> **Kutipan**

▼▼▼

5. Alat bukti yang
diperlukan
Berdasarkan Pasal 36 ayat (1) UU MK, alat bukti dalam
perkara konstitusi meliputi:
a. surat atau tulisan;
b. keterangan saksi;
c. keterangan ahli;
d. keterangan para pihak;
e. petunjuk; dan
f. alat bukti lain berupa informasi yang
diucapkan, dikirimkan, diterima, atau disimpan secara elektronik dengan alat
optik atau yang serupa dengan itu.
Pasal 10 s.d. 12 Peraturan Mahkamah
Konstitusi No. 16 Tahun 2009 tentang Pedoman Beracara Dalam Perselisihan Hasil
Pemilihan Umum Anggota Dewan Perwakilan Rakyat,
Dewan Perwakilan Daerah dan Dewan
Perwakilan Rakyat Daerah (selanjutnya disebut PMK 16/2009) menjabarkan lebih lanjut Pasal 36 UUMK bagi perselisihan hasil Pemilu Anggota DPR, DPD,
dan DPRD sebagai berikut:
1) Jenis alat-alat bukti yang diperlukan (Pasal
10 PMK 16/2009):
a. keterangan para pihak;
b. surat atau tulisan; c. keterangan saksi;
c. petunjuk; dan
d. alat bukti lain berupa informasi dan komukasi
elektronik.
2) Macam alat bukti surat
yang mempunyai keterkaitan langsung dengan objek perselisihan dan harus
dibubuhi materai cukup, dapat berupa
(Pasal 11 PMK 16/2009):
a. berita acara dan salinan pengumuman hasil
pemungutan suara di TPS;
b. berita acara dan salinan rekapitulasi jumlah
suara dari PPK;
c. berita acara dan salinan rekapitulasi hasil
penghitungan suara dari KPU kabupaten/kota;
d. berita acara dan salinan penetapan hasil
penghitungan suara anggota DPRD
kabupaten/kota oleh KPU kabupaten/ kota;
e. berita acara dan salinan rekapitulasi hasil
penghitungan suara dari KPU provinsi;
f. berita acara dan salinan penetapan anggota
hasil penghitungan suara anggota DPRD provinsi
oleh KPU provinsi;
g. berita acara dan salinan rekapitulasi hasil
penghitungan suara dari KPU;
h. berita acara dan salinan penetapan hasil
penghitungan suara secara nasional dari KPU;
i. salinan putusan pengadilan yang telah
memperoleh kekuatan hukum tetap yang mempengaruhi
peroleh suara peserta Pemilu;
j. dokumen tertulis lainnya.

▲▲▲

> **Bahan Tugas**
▼▼▼

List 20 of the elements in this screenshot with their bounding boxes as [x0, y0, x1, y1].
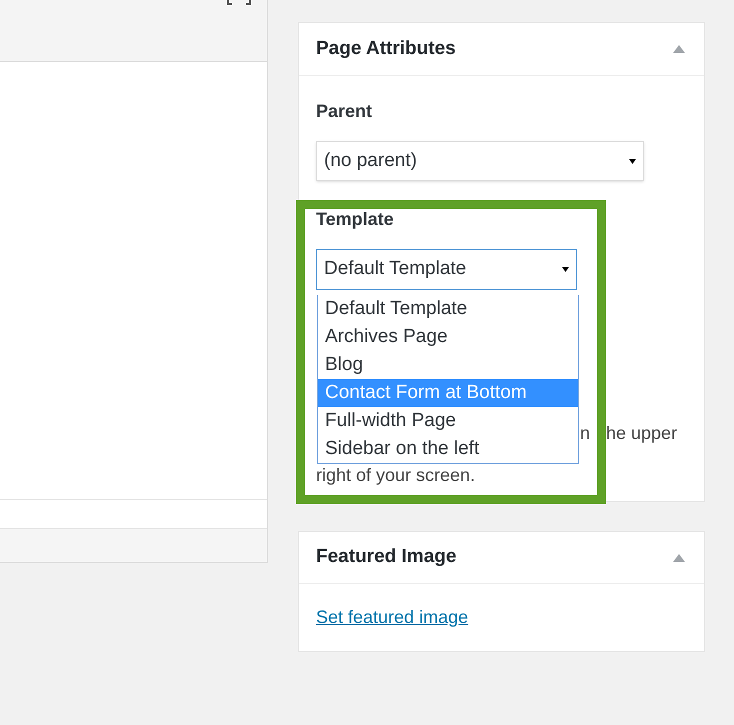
- template-select[interactable]: Default Template: [316, 249, 577, 290]
- help-text: n: [580, 422, 590, 445]
- caret-icon: [629, 158, 636, 164]
- dropdown-option[interactable]: Archives Page: [318, 323, 578, 351]
- collapse-icon[interactable]: [673, 554, 685, 562]
- fullscreen-icon[interactable]: [227, 0, 251, 5]
- dropdown-option[interactable]: Full-width Page: [318, 407, 578, 435]
- collapse-icon[interactable]: [673, 45, 685, 53]
- panel-title: Featured Image: [316, 545, 456, 570]
- dropdown-option[interactable]: Blog: [318, 351, 578, 379]
- panel-title: Page Attributes: [316, 36, 456, 61]
- set-featured-image-link[interactable]: Set featured image: [316, 604, 468, 631]
- field-label: Template: [316, 208, 394, 231]
- dropdown-option[interactable]: Default Template: [318, 295, 578, 323]
- dropdown-option[interactable]: Sidebar on the left: [318, 435, 578, 463]
- field-label: Parent: [316, 100, 372, 123]
- caret-icon: [562, 267, 569, 272]
- help-text: he upper: [606, 422, 678, 445]
- parent-select[interactable]: (no parent): [316, 141, 644, 181]
- help-text: right of your screen.: [316, 464, 476, 487]
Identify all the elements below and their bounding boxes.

▲▲▲

> **Soal dan Tugas**
A. Salin dengan tepat bagian kutipan tentang alat bukti dari "5. Alat bukti" sampai "serupa dengan itu.".
B. Sajikan baris-baris dalam entri, dari baris yang memuat "- template-select[interactable]: Default" sampai baris yang memuat "- fullscreen-icon[interactable]: [227, 0, 251, 5]", sebagai tabel Markdown dengan kolom No dan Entri. Lewati baris kosong.

> **Jawaban**
A.
5. Alat bukti yang
diperlukan
Berdasarkan Pasal 36 ayat (1) UU MK, alat bukti dalam
perkara konstitusi meliputi:
a. surat atau tulisan;
b. keterangan saksi;
c. keterangan ahli;
d. keterangan para pihak;
e. petunjuk; dan
f. alat bukti lain berupa informasi yang
diucapkan, dikirimkan, diterima, atau disimpan secara elektronik dengan alat
optik atau yang serupa dengan itu.

B.
| No | Entri |
|---|---|
| 1 | - template-select[interactable]: Default Template: [316, 249, 577, 290] |
| 2 | - help-text: n: [580, 422, 590, 445] |
| 3 | - caret-icon: [629, 158, 636, 164] |
| 4 | - dropdown-option[interactable]: Archives Page: [318, 323, 578, 351] |
| 5 | - collapse-icon[interactable]: [673, 554, 685, 562] |
| 6 | - fullscreen-icon[interactable]: [227, 0, 251, 5] |